■ WHAT TO PRODUCE
Please write out the material that follows, exactly as it stands.

# Start of ENTRIES SUPPLIED

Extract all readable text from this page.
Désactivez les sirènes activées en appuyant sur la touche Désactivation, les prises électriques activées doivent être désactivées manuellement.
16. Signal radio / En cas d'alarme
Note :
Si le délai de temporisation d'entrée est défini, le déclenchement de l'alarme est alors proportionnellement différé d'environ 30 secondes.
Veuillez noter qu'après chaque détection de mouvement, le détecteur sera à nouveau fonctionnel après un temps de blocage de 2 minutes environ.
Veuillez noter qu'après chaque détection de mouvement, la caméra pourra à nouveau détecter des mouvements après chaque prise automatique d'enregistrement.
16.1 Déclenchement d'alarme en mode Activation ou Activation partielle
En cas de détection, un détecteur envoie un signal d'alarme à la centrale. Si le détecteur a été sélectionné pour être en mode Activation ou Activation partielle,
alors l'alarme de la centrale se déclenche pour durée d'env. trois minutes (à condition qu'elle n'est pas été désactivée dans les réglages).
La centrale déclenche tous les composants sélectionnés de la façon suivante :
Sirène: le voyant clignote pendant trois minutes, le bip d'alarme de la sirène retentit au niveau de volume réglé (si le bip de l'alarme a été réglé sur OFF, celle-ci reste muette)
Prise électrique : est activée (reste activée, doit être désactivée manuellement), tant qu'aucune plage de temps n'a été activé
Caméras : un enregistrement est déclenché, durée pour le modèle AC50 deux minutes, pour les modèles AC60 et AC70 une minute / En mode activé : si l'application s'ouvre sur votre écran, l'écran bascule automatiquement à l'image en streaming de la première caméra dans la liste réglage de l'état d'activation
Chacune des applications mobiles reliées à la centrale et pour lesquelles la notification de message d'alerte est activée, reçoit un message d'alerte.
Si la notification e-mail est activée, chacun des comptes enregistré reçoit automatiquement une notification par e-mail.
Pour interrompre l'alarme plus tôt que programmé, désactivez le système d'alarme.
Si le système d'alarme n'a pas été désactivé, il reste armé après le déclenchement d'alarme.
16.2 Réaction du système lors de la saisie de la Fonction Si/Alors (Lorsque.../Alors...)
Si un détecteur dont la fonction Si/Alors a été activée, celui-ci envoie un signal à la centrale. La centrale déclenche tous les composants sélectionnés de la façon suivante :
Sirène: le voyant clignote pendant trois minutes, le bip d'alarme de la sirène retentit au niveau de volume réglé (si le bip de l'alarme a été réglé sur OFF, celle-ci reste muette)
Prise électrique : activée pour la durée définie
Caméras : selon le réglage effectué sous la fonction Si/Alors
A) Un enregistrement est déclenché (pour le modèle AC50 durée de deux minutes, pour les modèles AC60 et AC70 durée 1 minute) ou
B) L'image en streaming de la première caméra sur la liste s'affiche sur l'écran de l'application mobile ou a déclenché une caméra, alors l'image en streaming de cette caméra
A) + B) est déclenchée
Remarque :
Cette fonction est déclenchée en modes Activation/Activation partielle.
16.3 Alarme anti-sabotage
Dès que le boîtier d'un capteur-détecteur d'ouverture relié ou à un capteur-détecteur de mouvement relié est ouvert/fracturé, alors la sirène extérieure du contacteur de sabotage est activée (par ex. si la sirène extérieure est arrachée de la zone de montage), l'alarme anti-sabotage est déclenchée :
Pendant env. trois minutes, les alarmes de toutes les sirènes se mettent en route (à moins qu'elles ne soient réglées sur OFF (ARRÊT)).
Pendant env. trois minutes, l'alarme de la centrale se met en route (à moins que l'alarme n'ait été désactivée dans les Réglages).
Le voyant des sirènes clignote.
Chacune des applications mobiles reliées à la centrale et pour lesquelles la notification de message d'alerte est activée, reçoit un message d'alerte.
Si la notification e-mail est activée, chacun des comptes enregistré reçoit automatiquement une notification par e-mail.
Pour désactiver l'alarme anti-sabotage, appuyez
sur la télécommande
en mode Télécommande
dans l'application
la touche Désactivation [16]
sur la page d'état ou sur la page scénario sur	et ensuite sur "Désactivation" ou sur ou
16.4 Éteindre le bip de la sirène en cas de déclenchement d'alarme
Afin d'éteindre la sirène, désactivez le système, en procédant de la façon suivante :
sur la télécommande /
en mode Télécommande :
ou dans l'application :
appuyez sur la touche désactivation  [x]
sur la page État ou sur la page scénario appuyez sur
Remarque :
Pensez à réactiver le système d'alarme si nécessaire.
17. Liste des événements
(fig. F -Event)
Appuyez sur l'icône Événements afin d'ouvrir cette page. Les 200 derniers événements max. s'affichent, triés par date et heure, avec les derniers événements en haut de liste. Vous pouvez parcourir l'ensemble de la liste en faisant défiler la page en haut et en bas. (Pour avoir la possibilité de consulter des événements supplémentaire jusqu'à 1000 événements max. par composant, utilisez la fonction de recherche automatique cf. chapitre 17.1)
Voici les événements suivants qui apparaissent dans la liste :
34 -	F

# End of ENTRIES SUPPLIED

■ SOLUTION TO THE EXERCISE
Extract all readable text from this page.
Désactivez les sirènes activées en appuyant sur la touche Désactivation, les prises électriques activées doivent être désactivées manuellement.
16. Signal radio / En cas d'alarme
Note :
Si le délai de temporisation d'entrée est défini, le déclenchement de l'alarme est alors proportionnellement différé d'environ 30 secondes.
Veuillez noter qu'après chaque détection de mouvement, le détecteur sera à nouveau fonctionnel après un temps de blocage de 2 minutes environ.
Veuillez noter qu'après chaque détection de mouvement, la caméra pourra à nouveau détecter des mouvements après chaque prise automatique d'enregistrement.
16.1 Déclenchement d'alarme en mode Activation ou Activation partielle
En cas de détection, un détecteur envoie un signal d'alarme à la centrale. Si le détecteur a été sélectionné pour être en mode Activation ou Activation partielle,
alors l'alarme de la centrale se déclenche pour durée d'env. trois minutes (à condition qu'elle n'est pas été désactivée dans les réglages).
La centrale déclenche tous les composants sélectionnés de la façon suivante :
Sirène: le voyant clignote pendant trois minutes, le bip d'alarme de la sirène retentit au niveau de volume réglé (si le bip de l'alarme a été réglé sur OFF, celle-ci reste muette)
Prise électrique : est activée (reste activée, doit être désactivée manuellement), tant qu'aucune plage de temps n'a été activé
Caméras : un enregistrement est déclenché, durée pour le modèle AC50 deux minutes, pour les modèles AC60 et AC70 une minute / En mode activé : si l'application s'ouvre sur votre écran, l'écran bascule automatiquement à l'image en streaming de la première caméra dans la liste réglage de l'état d'activation
Chacune des applications mobiles reliées à la centrale et pour lesquelles la notification de message d'alerte est activée, reçoit un message d'alerte.
Si la notification e-mail est activée, chacun des comptes enregistré reçoit automatiquement une notification par e-mail.
Pour interrompre l'alarme plus tôt que programmé, désactivez le système d'alarme.
Si le système d'alarme n'a pas été désactivé, il reste armé après le déclenchement d'alarme.
16.2 Réaction du système lors de la saisie de la Fonction Si/Alors (Lorsque.../Alors...)
Si un détecteur dont la fonction Si/Alors a été activée, celui-ci envoie un signal à la centrale. La centrale déclenche tous les composants sélectionnés de la façon suivante :
Sirène: le voyant clignote pendant trois minutes, le bip d'alarme de la sirène retentit au niveau de volume réglé (si le bip de l'alarme a été réglé sur OFF, celle-ci reste muette)
Prise électrique : activée pour la durée définie
Caméras : selon le réglage effectué sous la fonction Si/Alors
A) Un enregistrement est déclenché (pour le modèle AC50 durée de deux minutes, pour les modèles AC60 et AC70 durée 1 minute) ou
B) L'image en streaming de la première caméra sur la liste s'affiche sur l'écran de l'application mobile ou a déclenché une caméra, alors l'image en streaming de cette caméra
A) + B) est déclenchée
Remarque :
Cette fonction est déclenchée en modes Activation/Activation partielle.
16.3 Alarme anti-sabotage
Dès que le boîtier d'un capteur-détecteur d'ouverture relié ou à un capteur-détecteur de mouvement relié est ouvert/fracturé, alors la sirène extérieure du contacteur de sabotage est activée (par ex. si la sirène extérieure est arrachée de la zone de montage), l'alarme anti-sabotage est déclenchée :
Pendant env. trois minutes, les alarmes de toutes les sirènes se mettent en route (à moins qu'elles ne soient réglées sur OFF (ARRÊT)).
Pendant env. trois minutes, l'alarme de la centrale se met en route (à moins que l'alarme n'ait été désactivée dans les Réglages).
Le voyant des sirènes clignote.
Chacune des applications mobiles reliées à la centrale et pour lesquelles la notification de message d'alerte est activée, reçoit un message d'alerte.
Si la notification e-mail est activée, chacun des comptes enregistré reçoit automatiquement une notification par e-mail.
Pour désactiver l'alarme anti-sabotage, appuyez
sur la télécommande
en mode Télécommande
dans l'application
la touche Désactivation [16]
sur la page d'état ou sur la page scénario sur	et ensuite sur "Désactivation" ou sur ou
16.4 Éteindre le bip de la sirène en cas de déclenchement d'alarme
Afin d'éteindre la sirène, désactivez le système, en procédant de la façon suivante :
sur la télécommande /
en mode Télécommande :
ou dans l'application :
appuyez sur la touche désactivation  [x]
sur la page État ou sur la page scénario appuyez sur
Remarque :
Pensez à réactiver le système d'alarme si nécessaire.
17. Liste des événements
(fig. F -Event)
Appuyez sur l'icône Événements afin d'ouvrir cette page. Les 200 derniers événements max. s'affichent, triés par date et heure, avec les derniers événements en haut de liste. Vous pouvez parcourir l'ensemble de la liste en faisant défiler la page en haut et en bas. (Pour avoir la possibilité de consulter des événements supplémentaire jusqu'à 1000 événements max. par composant, utilisez la fonction de recherche automatique cf. chapitre 17.1)
Voici les événements suivants qui apparaissent dans la liste :
34 -	F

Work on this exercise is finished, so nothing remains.